* **Short exercise**
Reproduce each line from the records that holds "Europe".

* **Record excerpts**
[start]
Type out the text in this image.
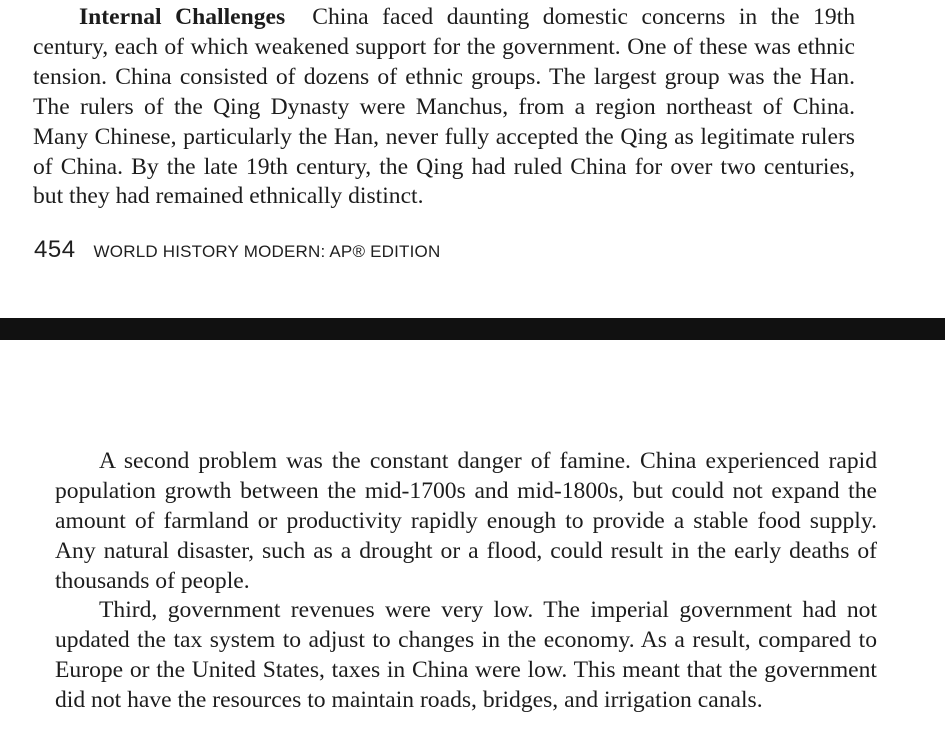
Internal Challenges China faced daunting domestic concerns in the 19th century, each of which weakened support for the government. One of these was ethnic tension. China consisted of dozens of ethnic groups. The largest group was the Han. The rulers of the Qing Dynasty were Manchus, from a region northeast of China. Many Chinese, particularly the Han, never fully accepted the Qing as legitimate rulers of China. By the late 19th century, the Qing had ruled China for over two centuries, but they had remained ethnically distinct.

454 WORLD HISTORY MODERN: AP® EDITION

A second problem was the constant danger of famine. China experienced rapid population growth between the mid-1700s and mid-1800s, but could not expand the amount of farmland or productivity rapidly enough to provide a stable food supply. Any natural disaster, such as a drought or a flood, could result in the early deaths of thousands of people.

Third, government revenues were very low. The imperial government had not updated the tax system to adjust to changes in the economy. As a result, compared to Europe or the United States, taxes in China were low. This meant that the government did not have the resources to maintain roads, bridges, and irrigation canals.
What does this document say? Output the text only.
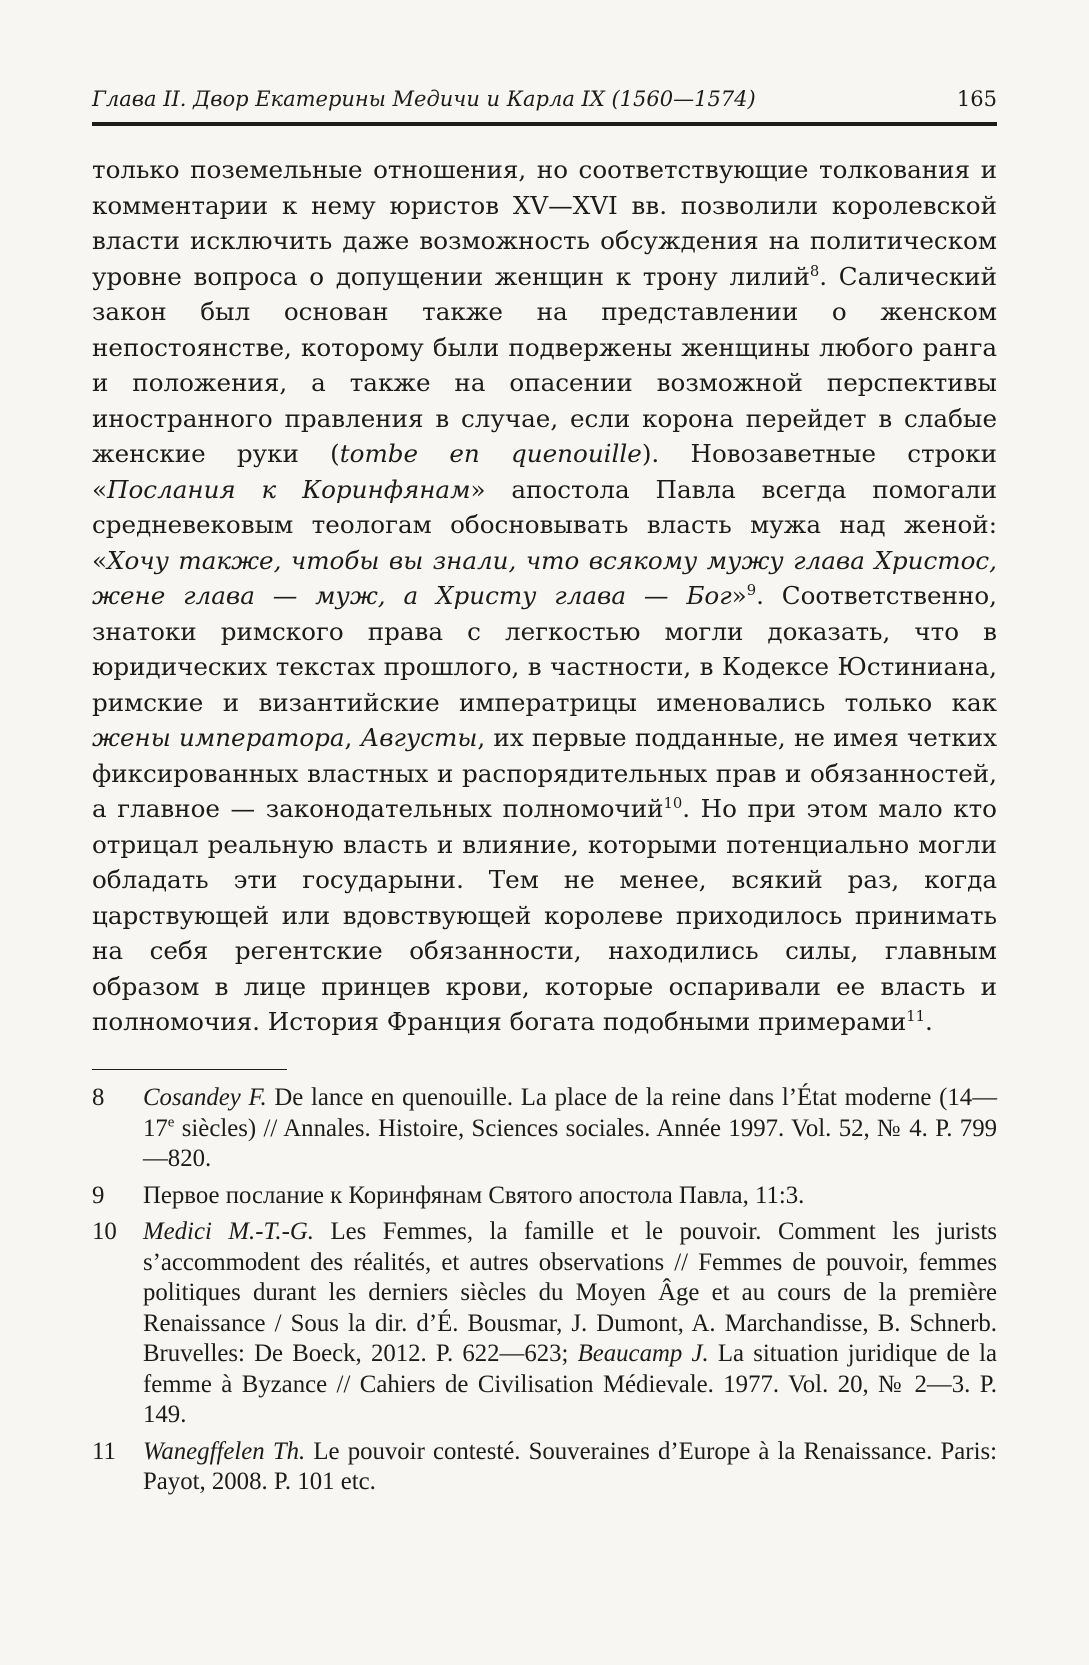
Глава II. Двор Екатерины Медичи и Карла IX (1560—1574)	165

только поземельные отношения, но соответствующие толкования и комментарии к нему юристов XV—XVI вв. позволили королевской власти исключить даже возможность обсуждения на политическом уровне вопроса о допущении женщин к трону лилий$^8$. Салический закон был основан также на представлении о женском непостоянстве, которому были подвержены женщины любого ранга и положения, а также на опасении возможной перспективы иностранного правления в случае, если корона перейдет в слабые женские руки (tombe en quenouille). Новозаветные строки «Послания к Коринфянам» апостола Павла всегда помогали средневековым теологам обосновывать власть мужа над женой: «Хочу также, чтобы вы знали, что всякому мужу глава Христос, жене глава — муж, а Христу глава — Бог»$^9$. Соответственно, знатоки римского права с легкостью могли доказать, что в юридических текстах прошлого, в частности, в Кодексе Юстиниана, римские и византийские императрицы именовались только как жены императора, Августы, их первые подданные, не имея четких фиксированных властных и распорядительных прав и обязанностей, а главное — законодательных полномочий$^{10}$. Но при этом мало кто отрицал реальную власть и влияние, которыми потенциально могли обладать эти государыни. Тем не менее, всякий раз, когда царствующей или вдовствующей королеве приходилось принимать на себя регентские обязанности, находились силы, главным образом в лице принцев крови, которые оспаривали ее власть и полномочия. История Франция богата подобными примерами$^{11}$.

8	Cosandey F. De lance en quenouille. La place de la reine dans l’État moderne (14—17e siècles) // Annales. Histoire, Sciences sociales. Année 1997. Vol. 52, № 4. P. 799—820.
9	Первое послание к Коринфянам Святого апостола Павла, 11:3.
10	Medici M.-T.-G. Les Femmes, la famille et le pouvoir. Comment les jurists s’accommodent des réalités, et autres observations // Femmes de pouvoir, femmes politiques durant les derniers siècles du Moyen Âge et au cours de la première Renaissance / Sous la dir. d’É. Bousmar, J. Dumont, A. Marchandisse, B. Schnerb. Bruvelles: De Boeck, 2012. P. 622—623; Beaucamp J. La situation juridique de la femme à Byzance // Cahiers de Civilisation Médievale. 1977. Vol. 20, № 2—3. P. 149.
11	Wanegffelen Th. Le pouvoir contesté. Souveraines d’Europe à la Renaissance. Paris: Payot, 2008. P. 101 etc.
[end]
* **Final result**
Third, government revenues were very low. The imperial government had not updated the tax system to adjust to changes in the economy. As a result, compared to Europe or the United States, taxes in China were low. This meant that the government did not have the resources to maintain roads, bridges, and irrigation canals.
11	Wanegffelen Th. Le pouvoir contesté. Souveraines d’Europe à la Renaissance. Paris: Payot, 2008. P. 101 etc.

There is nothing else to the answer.